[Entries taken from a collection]
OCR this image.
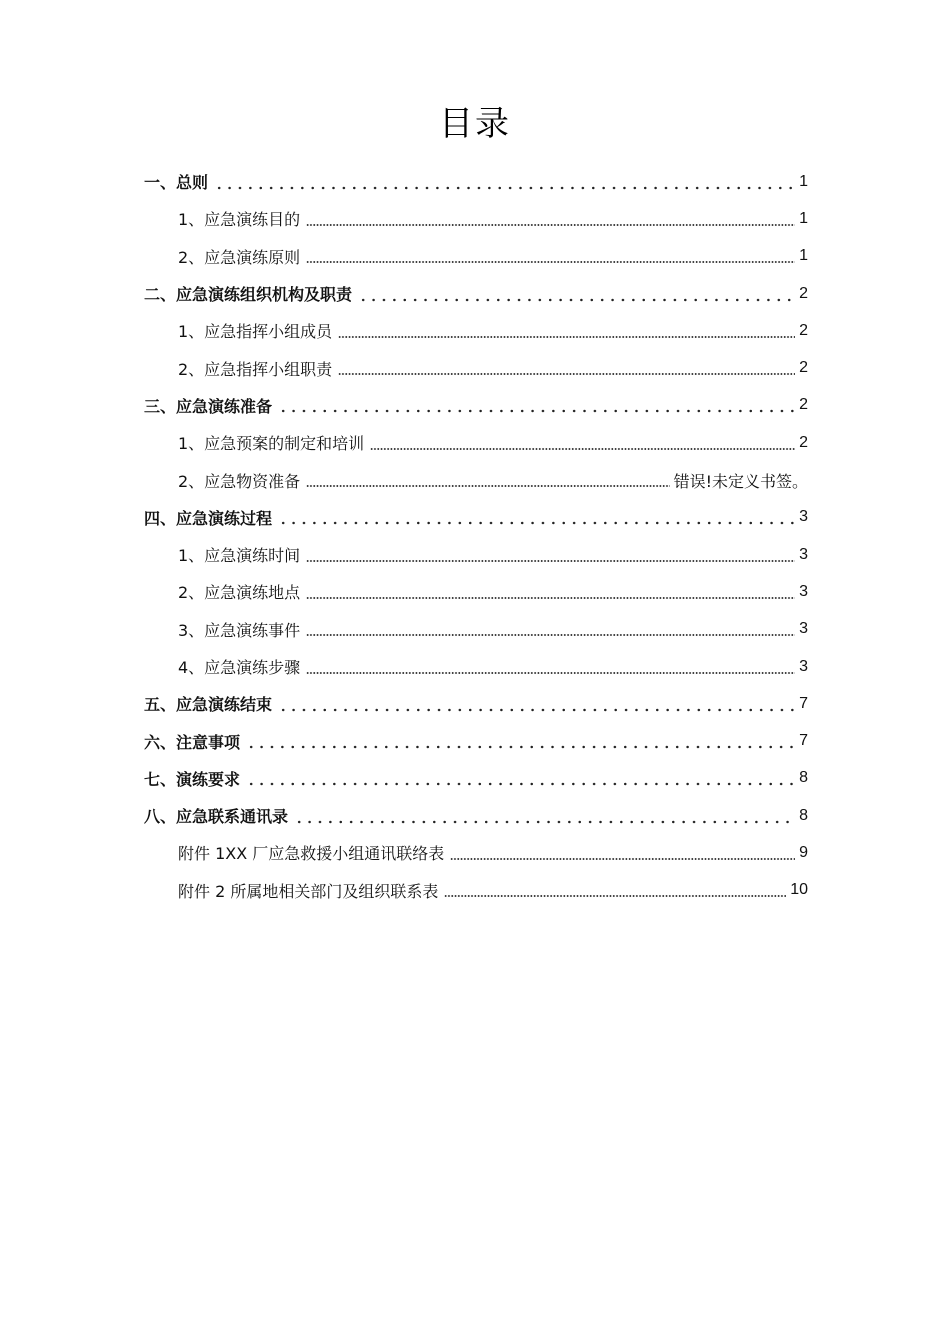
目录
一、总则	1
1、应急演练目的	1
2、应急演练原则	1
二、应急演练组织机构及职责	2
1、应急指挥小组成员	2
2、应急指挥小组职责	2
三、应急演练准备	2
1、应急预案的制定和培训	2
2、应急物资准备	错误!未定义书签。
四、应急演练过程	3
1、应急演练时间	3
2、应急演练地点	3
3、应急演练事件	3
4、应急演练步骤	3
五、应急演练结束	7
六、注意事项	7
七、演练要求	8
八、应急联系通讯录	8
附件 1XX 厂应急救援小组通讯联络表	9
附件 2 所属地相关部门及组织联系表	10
---
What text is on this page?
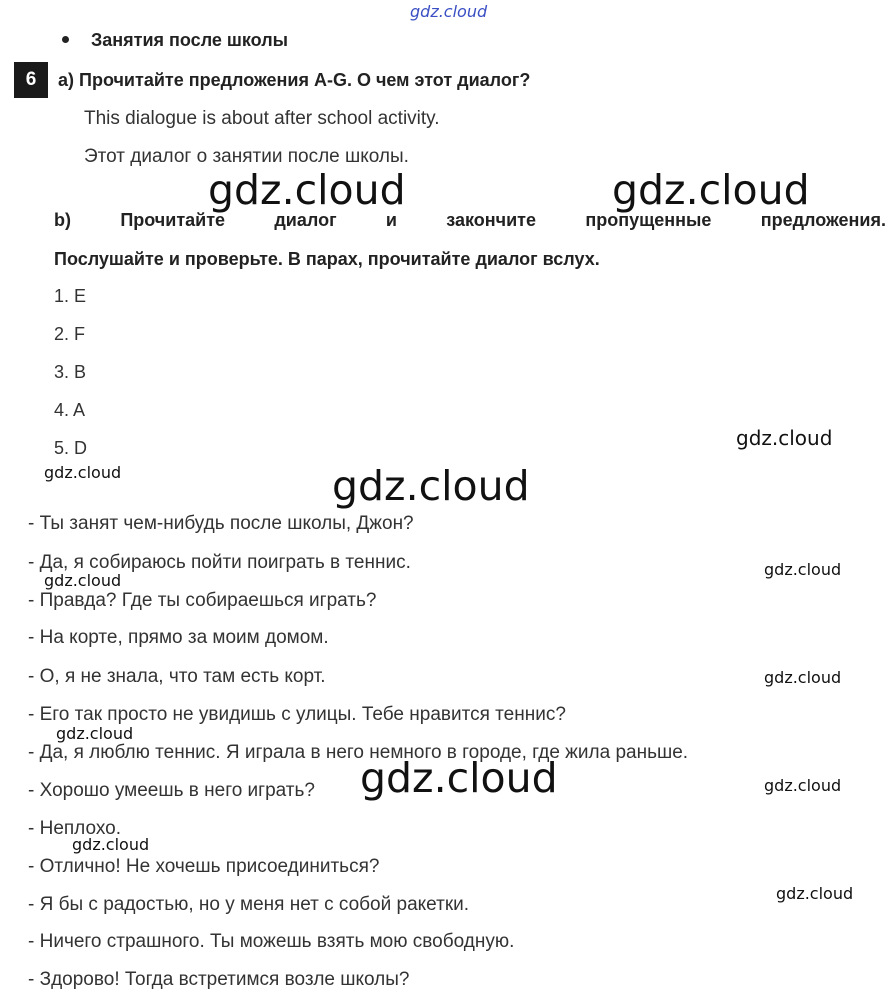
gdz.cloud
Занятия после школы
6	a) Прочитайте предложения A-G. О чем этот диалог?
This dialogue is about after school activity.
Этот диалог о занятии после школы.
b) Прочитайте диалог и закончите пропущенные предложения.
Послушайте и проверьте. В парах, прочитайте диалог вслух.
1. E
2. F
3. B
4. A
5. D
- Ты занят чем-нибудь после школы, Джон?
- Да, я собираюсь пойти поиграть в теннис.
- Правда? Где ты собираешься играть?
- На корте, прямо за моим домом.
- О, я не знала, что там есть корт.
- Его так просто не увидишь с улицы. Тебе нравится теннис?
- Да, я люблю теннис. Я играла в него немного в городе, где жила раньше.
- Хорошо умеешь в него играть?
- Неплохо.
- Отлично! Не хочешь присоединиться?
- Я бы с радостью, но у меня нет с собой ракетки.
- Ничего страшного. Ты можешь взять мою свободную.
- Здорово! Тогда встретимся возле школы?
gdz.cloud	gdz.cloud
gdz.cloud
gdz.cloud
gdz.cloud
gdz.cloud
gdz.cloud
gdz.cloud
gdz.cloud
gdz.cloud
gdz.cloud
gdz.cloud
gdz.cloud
---
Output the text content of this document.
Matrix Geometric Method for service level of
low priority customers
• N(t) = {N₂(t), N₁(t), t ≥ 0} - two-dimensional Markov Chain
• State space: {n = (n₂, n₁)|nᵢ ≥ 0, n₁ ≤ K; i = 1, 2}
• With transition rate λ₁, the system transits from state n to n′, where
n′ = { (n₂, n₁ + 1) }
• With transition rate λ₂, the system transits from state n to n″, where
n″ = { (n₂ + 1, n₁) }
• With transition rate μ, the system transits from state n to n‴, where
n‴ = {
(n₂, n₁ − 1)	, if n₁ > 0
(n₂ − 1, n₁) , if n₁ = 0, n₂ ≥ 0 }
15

• [WHAT IS BEING ASKED]: For each line in the data above that contains the string "system", extract the line.

• [ANSWER]:
• With transition rate λ₁, the system transits from state n to n′, where
• With transition rate λ₂, the system transits from state n to n″, where
• With transition rate μ, the system transits from state n to n‴, where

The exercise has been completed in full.